* TASK GOAL
Copy out each line containing "Алания" from the entries below.

* THE RECORDS
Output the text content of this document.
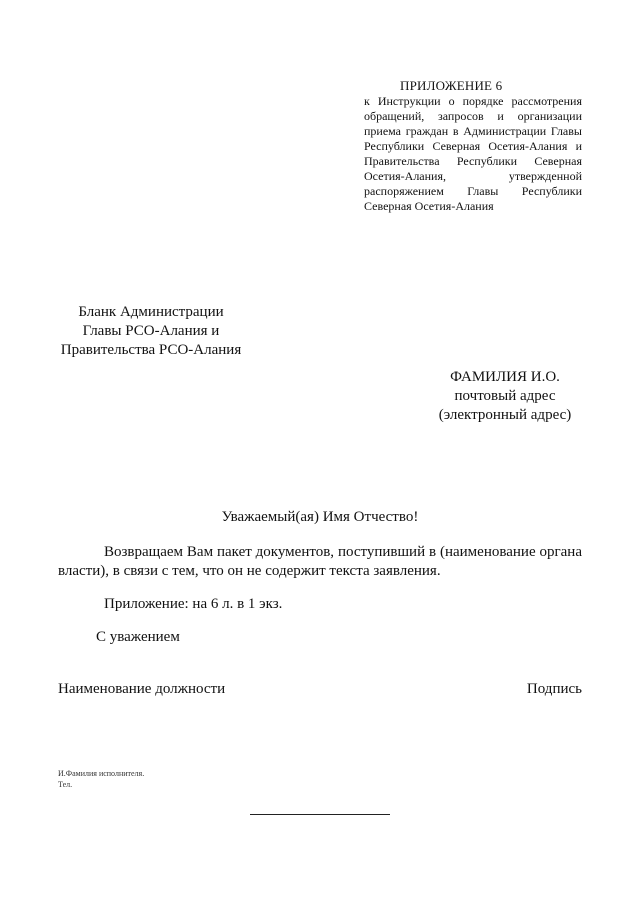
ПРИЛОЖЕНИЕ 6
к Инструкции о порядке рассмотрения обращений, запросов и организации приема граждан в Администрации Главы Республики Северная Осетия-Алания и Правительства Республики Северная Осетия-Алания, утвержденной распоряжением Главы Республики Северная Осетия-Алания
Бланк Администрации
Главы РСО-Алания и
Правительства РСО-Алания
ФАМИЛИЯ И.О.
почтовый адрес
(электронный адрес)
Уважаемый(ая) Имя Отчество!
Возвращаем Вам пакет документов, поступивший в (наименование органа власти), в связи с тем, что он не содержит текста заявления.
Приложение: на 6 л. в 1 экз.
С уважением
Наименование должности	Подпись
И.Фамилия исполнителя.
Тел.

* FINISHED ANSWER
к Инструкции о порядке рассмотрения обращений, запросов и организации приема граждан в Администрации Главы Республики Северная Осетия-Алания и Правительства Республики Северная Осетия-Алания, утвержденной распоряжением Главы Республики Северная Осетия-Алания
Главы РСО-Алания и
Правительства РСО-Алания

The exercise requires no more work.